Aim of the task: Without the pictures, output the records below word for word.

* start Data in this exercise *

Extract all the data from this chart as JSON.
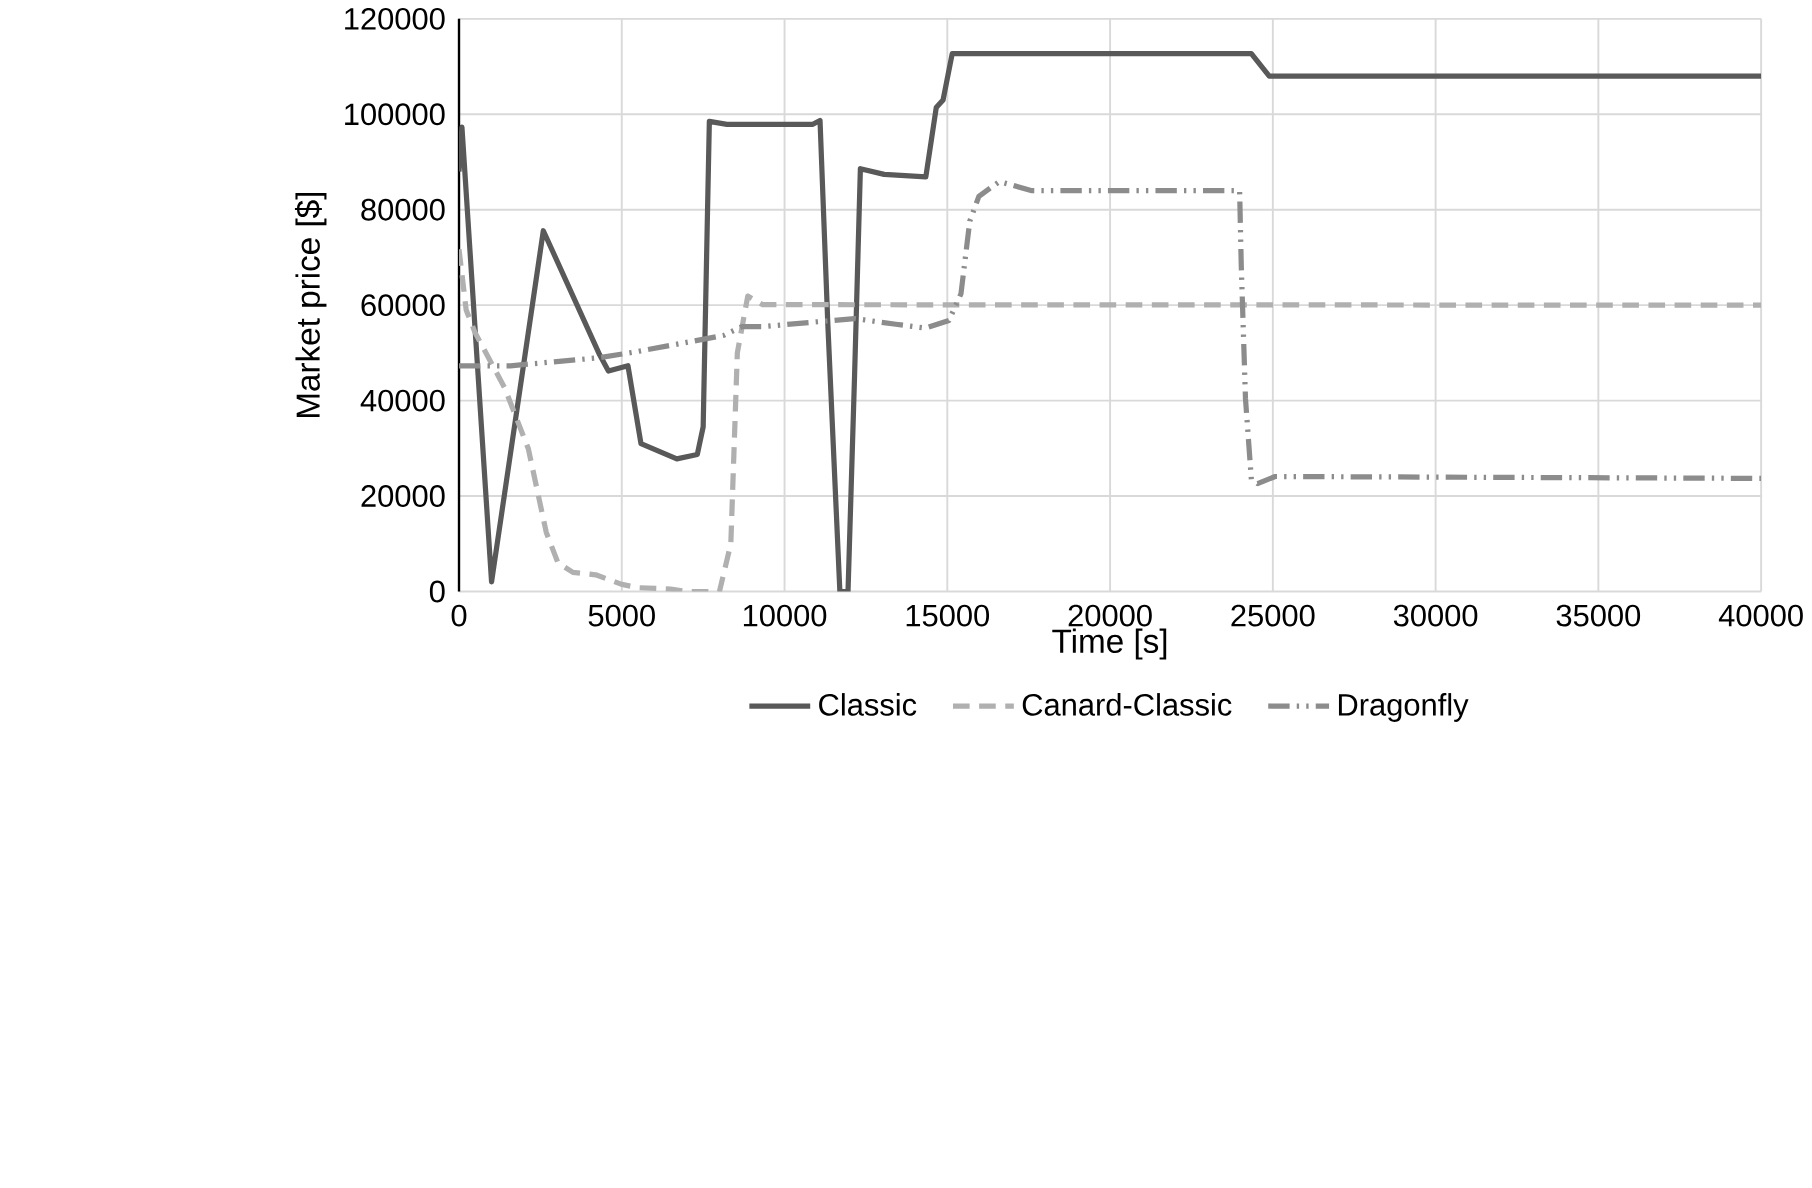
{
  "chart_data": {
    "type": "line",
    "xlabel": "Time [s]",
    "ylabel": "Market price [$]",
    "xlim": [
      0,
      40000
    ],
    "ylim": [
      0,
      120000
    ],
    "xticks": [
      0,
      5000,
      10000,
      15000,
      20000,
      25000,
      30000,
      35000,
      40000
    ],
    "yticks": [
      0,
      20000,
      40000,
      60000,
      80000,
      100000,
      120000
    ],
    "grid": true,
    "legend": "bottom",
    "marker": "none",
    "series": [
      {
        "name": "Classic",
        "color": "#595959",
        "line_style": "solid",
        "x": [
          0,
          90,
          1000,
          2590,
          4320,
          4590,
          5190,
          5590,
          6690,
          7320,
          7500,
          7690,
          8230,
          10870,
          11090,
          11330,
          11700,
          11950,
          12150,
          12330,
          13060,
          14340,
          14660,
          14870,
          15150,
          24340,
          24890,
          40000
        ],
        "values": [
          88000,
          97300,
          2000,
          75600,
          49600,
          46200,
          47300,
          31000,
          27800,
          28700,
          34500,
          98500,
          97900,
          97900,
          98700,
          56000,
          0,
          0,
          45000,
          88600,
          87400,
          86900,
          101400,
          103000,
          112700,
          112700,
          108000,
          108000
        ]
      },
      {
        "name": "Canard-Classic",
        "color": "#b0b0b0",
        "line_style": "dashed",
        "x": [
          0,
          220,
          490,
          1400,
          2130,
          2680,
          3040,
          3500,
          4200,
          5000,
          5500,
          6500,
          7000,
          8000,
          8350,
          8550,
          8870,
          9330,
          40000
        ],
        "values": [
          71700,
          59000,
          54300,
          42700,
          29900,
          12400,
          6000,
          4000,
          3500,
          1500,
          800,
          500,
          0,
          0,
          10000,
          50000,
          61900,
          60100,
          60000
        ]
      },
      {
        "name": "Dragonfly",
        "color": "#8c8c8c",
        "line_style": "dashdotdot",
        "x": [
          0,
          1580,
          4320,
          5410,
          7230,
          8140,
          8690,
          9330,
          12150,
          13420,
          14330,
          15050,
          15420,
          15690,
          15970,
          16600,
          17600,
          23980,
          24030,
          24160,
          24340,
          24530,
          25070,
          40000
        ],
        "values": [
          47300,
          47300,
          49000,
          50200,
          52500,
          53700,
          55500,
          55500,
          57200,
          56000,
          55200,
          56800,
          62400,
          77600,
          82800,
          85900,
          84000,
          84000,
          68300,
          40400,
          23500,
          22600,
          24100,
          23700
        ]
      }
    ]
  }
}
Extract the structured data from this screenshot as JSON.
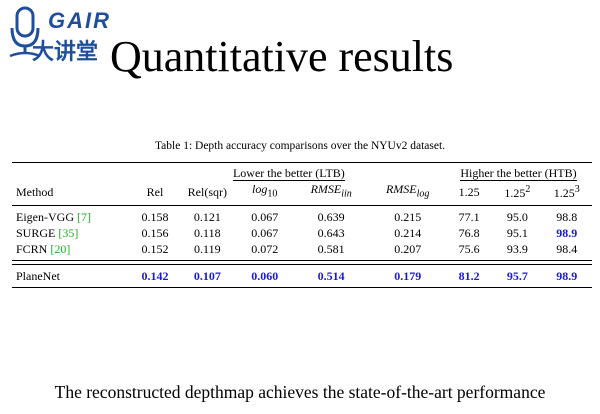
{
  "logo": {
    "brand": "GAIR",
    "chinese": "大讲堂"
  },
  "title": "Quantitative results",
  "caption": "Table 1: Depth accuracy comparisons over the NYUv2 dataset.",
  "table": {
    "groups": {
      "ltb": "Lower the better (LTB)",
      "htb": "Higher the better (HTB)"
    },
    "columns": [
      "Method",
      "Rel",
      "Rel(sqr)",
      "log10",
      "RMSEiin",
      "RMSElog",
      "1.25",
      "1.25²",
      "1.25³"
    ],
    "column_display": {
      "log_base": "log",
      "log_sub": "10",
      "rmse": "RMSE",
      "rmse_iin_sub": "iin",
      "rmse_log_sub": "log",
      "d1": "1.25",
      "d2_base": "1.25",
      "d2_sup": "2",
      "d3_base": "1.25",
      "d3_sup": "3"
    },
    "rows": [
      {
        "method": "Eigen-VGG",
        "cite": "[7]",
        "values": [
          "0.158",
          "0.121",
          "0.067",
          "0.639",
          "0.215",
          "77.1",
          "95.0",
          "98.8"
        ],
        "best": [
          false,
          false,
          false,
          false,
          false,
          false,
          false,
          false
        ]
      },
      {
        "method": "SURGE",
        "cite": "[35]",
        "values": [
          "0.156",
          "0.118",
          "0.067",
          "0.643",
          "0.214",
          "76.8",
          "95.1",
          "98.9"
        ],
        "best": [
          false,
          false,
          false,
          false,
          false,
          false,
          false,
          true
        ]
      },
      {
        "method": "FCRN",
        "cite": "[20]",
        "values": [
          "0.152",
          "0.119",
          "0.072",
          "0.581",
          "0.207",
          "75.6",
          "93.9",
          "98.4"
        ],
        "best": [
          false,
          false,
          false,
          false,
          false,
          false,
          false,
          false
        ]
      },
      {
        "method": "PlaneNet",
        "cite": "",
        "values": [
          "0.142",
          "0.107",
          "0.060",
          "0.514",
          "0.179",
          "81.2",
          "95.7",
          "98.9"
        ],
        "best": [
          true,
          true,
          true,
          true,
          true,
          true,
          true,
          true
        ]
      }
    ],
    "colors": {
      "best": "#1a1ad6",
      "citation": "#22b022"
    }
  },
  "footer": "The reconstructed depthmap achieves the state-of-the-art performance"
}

* end Data in this exercise *

Completed task:
Extract all the data from this chart as JSON.
{
  "chart_data": {
    "type": "line",
    "xlabel": "Time [s]",
    "ylabel": "Market price [$]",
    "xlim": [
      0,
      40000
    ],
    "ylim": [
      0,
      120000
    ],
    "xticks": [
      0,
      5000,
      10000,
      15000,
      20000,
      25000,
      30000,
      35000,
      40000
    ],
    "yticks": [
      0,
      20000,
      40000,
      60000,
      80000,
      100000,
      120000
    ],
    "grid": true,
    "legend": "bottom",
    "marker": "none",
    "series": [
      {
        "name": "Classic",
        "color": "#595959",
        "line_style": "solid",
        "x": [
          0,
          90,
          1000,
          2590,
          4320,
          4590,
          5190,
          5590,
          6690,
          7320,
          7500,
          7690,
          8230,
          10870,
          11090,
          11330,
          11700,
          11950,
          12150,
          12330,
          13060,
          14340,
          14660,
          14870,
          15150,
          24340,
          24890,
          40000
        ],
        "values": [
          88000,
          97300,
          2000,
          75600,
          49600,
          46200,
          47300,
          31000,
          27800,
          28700,
          34500,
          98500,
          97900,
          97900,
          98700,
          56000,
          0,
          0,
          45000,
          88600,
          87400,
          86900,
          101400,
          103000,
          112700,
          112700,
          108000,
          108000
        ]
      },
      {
        "name": "Canard-Classic",
        "color": "#b0b0b0",
        "line_style": "dashed",
        "x": [
          0,
          220,
          490,
          1400,
          2130,
          2680,
          3040,
          3500,
          4200,
          5000,
          5500,
          6500,
          7000,
          8000,
          8350,
          8550,
          8870,
          9330,
          40000
        ],
        "values": [
          71700,
          59000,
          54300,
          42700,
          29900,
          12400,
          6000,
          4000,
          3500,
          1500,
          800,
          500,
          0,
          0,
          10000,
          50000,
          61900,
          60100,
          60000
        ]
      },
      {
        "name": "Dragonfly",
        "color": "#8c8c8c",
        "line_style": "dashdotdot",
        "x": [
          0,
          1580,
          4320,
          5410,
          7230,
          8140,
          8690,
          9330,
          12150,
          13420,
          14330,
          15050,
          15420,
          15690,
          15970,
          16600,
          17600,
          23980,
          24030,
          24160,
          24340,
          24530,
          25070,
          40000
        ],
        "values": [
          47300,
          47300,
          49000,
          50200,
          52500,
          53700,
          55500,
          55500,
          57200,
          56000,
          55200,
          56800,
          62400,
          77600,
          82800,
          85900,
          84000,
          84000,
          68300,
          40400,
          23500,
          22600,
          24100,
          23700
        ]
      }
    ]
  }
}
Extract the structured data from this screenshot as JSON.
{
  "logo": {
    "brand": "GAIR",
    "chinese": "大讲堂"
  },
  "title": "Quantitative results",
  "caption": "Table 1: Depth accuracy comparisons over the NYUv2 dataset.",
  "table": {
    "groups": {
      "ltb": "Lower the better (LTB)",
      "htb": "Higher the better (HTB)"
    },
    "columns": [
      "Method",
      "Rel",
      "Rel(sqr)",
      "log10",
      "RMSEiin",
      "RMSElog",
      "1.25",
      "1.25²",
      "1.25³"
    ],
    "column_display": {
      "log_base": "log",
      "log_sub": "10",
      "rmse": "RMSE",
      "rmse_iin_sub": "iin",
      "rmse_log_sub": "log",
      "d1": "1.25",
      "d2_base": "1.25",
      "d2_sup": "2",
      "d3_base": "1.25",
      "d3_sup": "3"
    },
    "rows": [
      {
        "method": "Eigen-VGG",
        "cite": "[7]",
        "values": [
          "0.158",
          "0.121",
          "0.067",
          "0.639",
          "0.215",
          "77.1",
          "95.0",
          "98.8"
        ],
        "best": [
          false,
          false,
          false,
          false,
          false,
          false,
          false,
          false
        ]
      },
      {
        "method": "SURGE",
        "cite": "[35]",
        "values": [
          "0.156",
          "0.118",
          "0.067",
          "0.643",
          "0.214",
          "76.8",
          "95.1",
          "98.9"
        ],
        "best": [
          false,
          false,
          false,
          false,
          false,
          false,
          false,
          true
        ]
      },
      {
        "method": "FCRN",
        "cite": "[20]",
        "values": [
          "0.152",
          "0.119",
          "0.072",
          "0.581",
          "0.207",
          "75.6",
          "93.9",
          "98.4"
        ],
        "best": [
          false,
          false,
          false,
          false,
          false,
          false,
          false,
          false
        ]
      },
      {
        "method": "PlaneNet",
        "cite": "",
        "values": [
          "0.142",
          "0.107",
          "0.060",
          "0.514",
          "0.179",
          "81.2",
          "95.7",
          "98.9"
        ],
        "best": [
          true,
          true,
          true,
          true,
          true,
          true,
          true,
          true
        ]
      }
    ],
    "colors": {
      "best": "#1a1ad6",
      "citation": "#22b022"
    }
  },
  "footer": "The reconstructed depthmap achieves the state-of-the-art performance"
}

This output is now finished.